Records that describe figures
_ _ _ _
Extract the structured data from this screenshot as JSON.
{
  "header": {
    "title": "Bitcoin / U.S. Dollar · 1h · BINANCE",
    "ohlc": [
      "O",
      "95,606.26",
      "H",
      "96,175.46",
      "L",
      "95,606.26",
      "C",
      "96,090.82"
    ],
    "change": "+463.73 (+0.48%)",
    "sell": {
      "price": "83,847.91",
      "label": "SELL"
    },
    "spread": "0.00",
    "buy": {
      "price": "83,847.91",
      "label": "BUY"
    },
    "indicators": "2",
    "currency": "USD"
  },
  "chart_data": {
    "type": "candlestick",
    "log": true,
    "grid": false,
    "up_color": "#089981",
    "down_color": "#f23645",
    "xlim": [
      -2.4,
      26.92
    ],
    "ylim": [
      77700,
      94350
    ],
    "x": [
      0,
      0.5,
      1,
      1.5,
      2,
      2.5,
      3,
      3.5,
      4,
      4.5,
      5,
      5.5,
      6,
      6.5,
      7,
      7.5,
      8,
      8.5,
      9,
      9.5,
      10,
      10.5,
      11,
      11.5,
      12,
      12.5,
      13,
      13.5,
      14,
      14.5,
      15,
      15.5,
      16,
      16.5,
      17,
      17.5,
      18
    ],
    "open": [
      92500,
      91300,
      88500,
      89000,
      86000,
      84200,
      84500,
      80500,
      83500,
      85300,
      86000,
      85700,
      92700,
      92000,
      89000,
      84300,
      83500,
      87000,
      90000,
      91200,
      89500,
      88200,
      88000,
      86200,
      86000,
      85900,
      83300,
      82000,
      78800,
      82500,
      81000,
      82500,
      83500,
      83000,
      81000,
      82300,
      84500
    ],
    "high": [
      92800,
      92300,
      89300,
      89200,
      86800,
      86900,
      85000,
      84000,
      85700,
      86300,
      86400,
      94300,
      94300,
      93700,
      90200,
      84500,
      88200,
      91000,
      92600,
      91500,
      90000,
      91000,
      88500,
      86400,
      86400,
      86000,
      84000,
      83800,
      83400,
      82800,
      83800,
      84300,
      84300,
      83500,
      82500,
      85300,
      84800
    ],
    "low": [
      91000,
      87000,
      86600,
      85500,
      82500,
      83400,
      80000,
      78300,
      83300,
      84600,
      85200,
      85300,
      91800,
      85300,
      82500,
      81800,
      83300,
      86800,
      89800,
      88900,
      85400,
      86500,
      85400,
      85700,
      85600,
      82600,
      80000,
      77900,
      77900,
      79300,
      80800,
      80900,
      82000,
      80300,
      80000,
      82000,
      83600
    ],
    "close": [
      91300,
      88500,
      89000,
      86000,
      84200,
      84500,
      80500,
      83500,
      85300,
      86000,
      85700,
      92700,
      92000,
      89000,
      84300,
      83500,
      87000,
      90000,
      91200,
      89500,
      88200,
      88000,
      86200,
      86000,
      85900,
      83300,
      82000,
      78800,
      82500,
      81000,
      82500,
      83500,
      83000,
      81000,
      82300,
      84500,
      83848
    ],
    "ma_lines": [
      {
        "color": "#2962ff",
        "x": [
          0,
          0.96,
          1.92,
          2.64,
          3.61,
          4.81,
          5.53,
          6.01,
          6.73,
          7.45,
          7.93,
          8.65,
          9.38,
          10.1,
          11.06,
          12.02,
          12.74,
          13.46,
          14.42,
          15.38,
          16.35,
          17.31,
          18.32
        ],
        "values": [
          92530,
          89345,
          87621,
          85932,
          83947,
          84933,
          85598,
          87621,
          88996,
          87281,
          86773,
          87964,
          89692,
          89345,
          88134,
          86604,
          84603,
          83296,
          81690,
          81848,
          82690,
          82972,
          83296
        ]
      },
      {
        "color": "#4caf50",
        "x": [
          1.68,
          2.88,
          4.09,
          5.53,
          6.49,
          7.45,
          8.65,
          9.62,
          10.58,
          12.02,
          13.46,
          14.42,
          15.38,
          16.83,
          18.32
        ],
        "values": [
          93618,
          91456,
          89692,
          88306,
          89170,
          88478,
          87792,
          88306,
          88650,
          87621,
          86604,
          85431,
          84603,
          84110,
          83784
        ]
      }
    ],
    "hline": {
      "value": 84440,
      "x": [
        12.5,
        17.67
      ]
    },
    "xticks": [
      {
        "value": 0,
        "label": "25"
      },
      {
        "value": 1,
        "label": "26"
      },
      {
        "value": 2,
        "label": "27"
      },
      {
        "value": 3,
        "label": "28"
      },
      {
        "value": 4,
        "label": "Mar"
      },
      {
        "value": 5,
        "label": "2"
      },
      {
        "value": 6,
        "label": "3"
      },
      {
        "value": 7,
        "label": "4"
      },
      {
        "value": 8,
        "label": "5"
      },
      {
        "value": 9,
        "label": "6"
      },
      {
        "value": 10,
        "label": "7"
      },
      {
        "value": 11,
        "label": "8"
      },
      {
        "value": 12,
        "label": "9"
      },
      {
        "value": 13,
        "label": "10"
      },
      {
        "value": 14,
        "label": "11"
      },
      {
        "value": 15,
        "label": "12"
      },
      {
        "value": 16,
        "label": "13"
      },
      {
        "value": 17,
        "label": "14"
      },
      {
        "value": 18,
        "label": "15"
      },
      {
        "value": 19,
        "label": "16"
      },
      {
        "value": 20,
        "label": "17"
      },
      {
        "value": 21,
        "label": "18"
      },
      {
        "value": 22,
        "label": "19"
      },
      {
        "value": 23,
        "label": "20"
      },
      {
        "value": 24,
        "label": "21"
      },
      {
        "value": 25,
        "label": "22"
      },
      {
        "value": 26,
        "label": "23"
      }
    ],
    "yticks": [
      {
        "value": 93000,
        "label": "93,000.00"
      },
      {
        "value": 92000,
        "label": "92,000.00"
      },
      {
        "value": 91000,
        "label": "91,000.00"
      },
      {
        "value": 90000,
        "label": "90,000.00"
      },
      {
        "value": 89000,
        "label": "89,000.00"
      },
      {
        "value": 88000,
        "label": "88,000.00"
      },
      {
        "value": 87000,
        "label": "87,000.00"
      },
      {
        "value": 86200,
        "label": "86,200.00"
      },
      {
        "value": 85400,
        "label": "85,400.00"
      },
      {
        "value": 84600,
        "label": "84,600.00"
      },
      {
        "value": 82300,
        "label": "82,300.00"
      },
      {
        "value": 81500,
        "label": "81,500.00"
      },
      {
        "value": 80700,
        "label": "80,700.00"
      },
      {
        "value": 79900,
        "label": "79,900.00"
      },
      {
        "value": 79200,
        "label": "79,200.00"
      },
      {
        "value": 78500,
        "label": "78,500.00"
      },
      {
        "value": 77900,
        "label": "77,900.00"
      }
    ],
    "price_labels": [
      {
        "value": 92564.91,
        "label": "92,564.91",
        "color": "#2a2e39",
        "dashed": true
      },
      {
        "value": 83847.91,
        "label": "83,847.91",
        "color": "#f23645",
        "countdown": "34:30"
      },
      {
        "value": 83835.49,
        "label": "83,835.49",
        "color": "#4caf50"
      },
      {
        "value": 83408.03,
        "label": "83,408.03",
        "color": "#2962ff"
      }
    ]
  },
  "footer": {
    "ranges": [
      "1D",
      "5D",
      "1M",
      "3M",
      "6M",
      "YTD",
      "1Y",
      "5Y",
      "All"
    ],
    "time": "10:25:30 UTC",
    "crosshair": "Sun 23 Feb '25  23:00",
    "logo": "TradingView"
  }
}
_ _ _ _
Extract each line from the listing above, please, and repeat it exactly.

Extract the structured data from this screenshot as JSON.
{
  "header": {
    "title": "Bitcoin / U.S. Dollar · 1h · BINANCE",
    "ohlc": [
      "O",
      "95,606.26",
      "H",
      "96,175.46",
      "L",
      "95,606.26",
      "C",
      "96,090.82"
    ],
    "change": "+463.73 (+0.48%)",
    "sell": {
      "price": "83,847.91",
      "label": "SELL"
    },
    "spread": "0.00",
    "buy": {
      "price": "83,847.91",
      "label": "BUY"
    },
    "indicators": "2",
    "currency": "USD"
  },
  "chart_data": {
    "type": "candlestick",
    "log": true,
    "grid": false,
    "up_color": "#089981",
    "down_color": "#f23645",
    "xlim": [
      -2.4,
      26.92
    ],
    "ylim": [
      77700,
      94350
    ],
    "x": [
      0,
      0.5,
      1,
      1.5,
      2,
      2.5,
      3,
      3.5,
      4,
      4.5,
      5,
      5.5,
      6,
      6.5,
      7,
      7.5,
      8,
      8.5,
      9,
      9.5,
      10,
      10.5,
      11,
      11.5,
      12,
      12.5,
      13,
      13.5,
      14,
      14.5,
      15,
      15.5,
      16,
      16.5,
      17,
      17.5,
      18
    ],
    "open": [
      92500,
      91300,
      88500,
      89000,
      86000,
      84200,
      84500,
      80500,
      83500,
      85300,
      86000,
      85700,
      92700,
      92000,
      89000,
      84300,
      83500,
      87000,
      90000,
      91200,
      89500,
      88200,
      88000,
      86200,
      86000,
      85900,
      83300,
      82000,
      78800,
      82500,
      81000,
      82500,
      83500,
      83000,
      81000,
      82300,
      84500
    ],
    "high": [
      92800,
      92300,
      89300,
      89200,
      86800,
      86900,
      85000,
      84000,
      85700,
      86300,
      86400,
      94300,
      94300,
      93700,
      90200,
      84500,
      88200,
      91000,
      92600,
      91500,
      90000,
      91000,
      88500,
      86400,
      86400,
      86000,
      84000,
      83800,
      83400,
      82800,
      83800,
      84300,
      84300,
      83500,
      82500,
      85300,
      84800
    ],
    "low": [
      91000,
      87000,
      86600,
      85500,
      82500,
      83400,
      80000,
      78300,
      83300,
      84600,
      85200,
      85300,
      91800,
      85300,
      82500,
      81800,
      83300,
      86800,
      89800,
      88900,
      85400,
      86500,
      85400,
      85700,
      85600,
      82600,
      80000,
      77900,
      77900,
      79300,
      80800,
      80900,
      82000,
      80300,
      80000,
      82000,
      83600
    ],
    "close": [
      91300,
      88500,
      89000,
      86000,
      84200,
      84500,
      80500,
      83500,
      85300,
      86000,
      85700,
      92700,
      92000,
      89000,
      84300,
      83500,
      87000,
      90000,
      91200,
      89500,
      88200,
      88000,
      86200,
      86000,
      85900,
      83300,
      82000,
      78800,
      82500,
      81000,
      82500,
      83500,
      83000,
      81000,
      82300,
      84500,
      83848
    ],
    "ma_lines": [
      {
        "color": "#2962ff",
        "x": [
          0,
          0.96,
          1.92,
          2.64,
          3.61,
          4.81,
          5.53,
          6.01,
          6.73,
          7.45,
          7.93,
          8.65,
          9.38,
          10.1,
          11.06,
          12.02,
          12.74,
          13.46,
          14.42,
          15.38,
          16.35,
          17.31,
          18.32
        ],
        "values": [
          92530,
          89345,
          87621,
          85932,
          83947,
          84933,
          85598,
          87621,
          88996,
          87281,
          86773,
          87964,
          89692,
          89345,
          88134,
          86604,
          84603,
          83296,
          81690,
          81848,
          82690,
          82972,
          83296
        ]
      },
      {
        "color": "#4caf50",
        "x": [
          1.68,
          2.88,
          4.09,
          5.53,
          6.49,
          7.45,
          8.65,
          9.62,
          10.58,
          12.02,
          13.46,
          14.42,
          15.38,
          16.83,
          18.32
        ],
        "values": [
          93618,
          91456,
          89692,
          88306,
          89170,
          88478,
          87792,
          88306,
          88650,
          87621,
          86604,
          85431,
          84603,
          84110,
          83784
        ]
      }
    ],
    "hline": {
      "value": 84440,
      "x": [
        12.5,
        17.67
      ]
    },
    "xticks": [
      {
        "value": 0,
        "label": "25"
      },
      {
        "value": 1,
        "label": "26"
      },
      {
        "value": 2,
        "label": "27"
      },
      {
        "value": 3,
        "label": "28"
      },
      {
        "value": 4,
        "label": "Mar"
      },
      {
        "value": 5,
        "label": "2"
      },
      {
        "value": 6,
        "label": "3"
      },
      {
        "value": 7,
        "label": "4"
      },
      {
        "value": 8,
        "label": "5"
      },
      {
        "value": 9,
        "label": "6"
      },
      {
        "value": 10,
        "label": "7"
      },
      {
        "value": 11,
        "label": "8"
      },
      {
        "value": 12,
        "label": "9"
      },
      {
        "value": 13,
        "label": "10"
      },
      {
        "value": 14,
        "label": "11"
      },
      {
        "value": 15,
        "label": "12"
      },
      {
        "value": 16,
        "label": "13"
      },
      {
        "value": 17,
        "label": "14"
      },
      {
        "value": 18,
        "label": "15"
      },
      {
        "value": 19,
        "label": "16"
      },
      {
        "value": 20,
        "label": "17"
      },
      {
        "value": 21,
        "label": "18"
      },
      {
        "value": 22,
        "label": "19"
      },
      {
        "value": 23,
        "label": "20"
      },
      {
        "value": 24,
        "label": "21"
      },
      {
        "value": 25,
        "label": "22"
      },
      {
        "value": 26,
        "label": "23"
      }
    ],
    "yticks": [
      {
        "value": 93000,
        "label": "93,000.00"
      },
      {
        "value": 92000,
        "label": "92,000.00"
      },
      {
        "value": 91000,
        "label": "91,000.00"
      },
      {
        "value": 90000,
        "label": "90,000.00"
      },
      {
        "value": 89000,
        "label": "89,000.00"
      },
      {
        "value": 88000,
        "label": "88,000.00"
      },
      {
        "value": 87000,
        "label": "87,000.00"
      },
      {
        "value": 86200,
        "label": "86,200.00"
      },
      {
        "value": 85400,
        "label": "85,400.00"
      },
      {
        "value": 84600,
        "label": "84,600.00"
      },
      {
        "value": 82300,
        "label": "82,300.00"
      },
      {
        "value": 81500,
        "label": "81,500.00"
      },
      {
        "value": 80700,
        "label": "80,700.00"
      },
      {
        "value": 79900,
        "label": "79,900.00"
      },
      {
        "value": 79200,
        "label": "79,200.00"
      },
      {
        "value": 78500,
        "label": "78,500.00"
      },
      {
        "value": 77900,
        "label": "77,900.00"
      }
    ],
    "price_labels": [
      {
        "value": 92564.91,
        "label": "92,564.91",
        "color": "#2a2e39",
        "dashed": true
      },
      {
        "value": 83847.91,
        "label": "83,847.91",
        "color": "#f23645",
        "countdown": "34:30"
      },
      {
        "value": 83835.49,
        "label": "83,835.49",
        "color": "#4caf50"
      },
      {
        "value": 83408.03,
        "label": "83,408.03",
        "color": "#2962ff"
      }
    ]
  },
  "footer": {
    "ranges": [
      "1D",
      "5D",
      "1M",
      "3M",
      "6M",
      "YTD",
      "1Y",
      "5Y",
      "All"
    ],
    "time": "10:25:30 UTC",
    "crosshair": "Sun 23 Feb '25  23:00",
    "logo": "TradingView"
  }
}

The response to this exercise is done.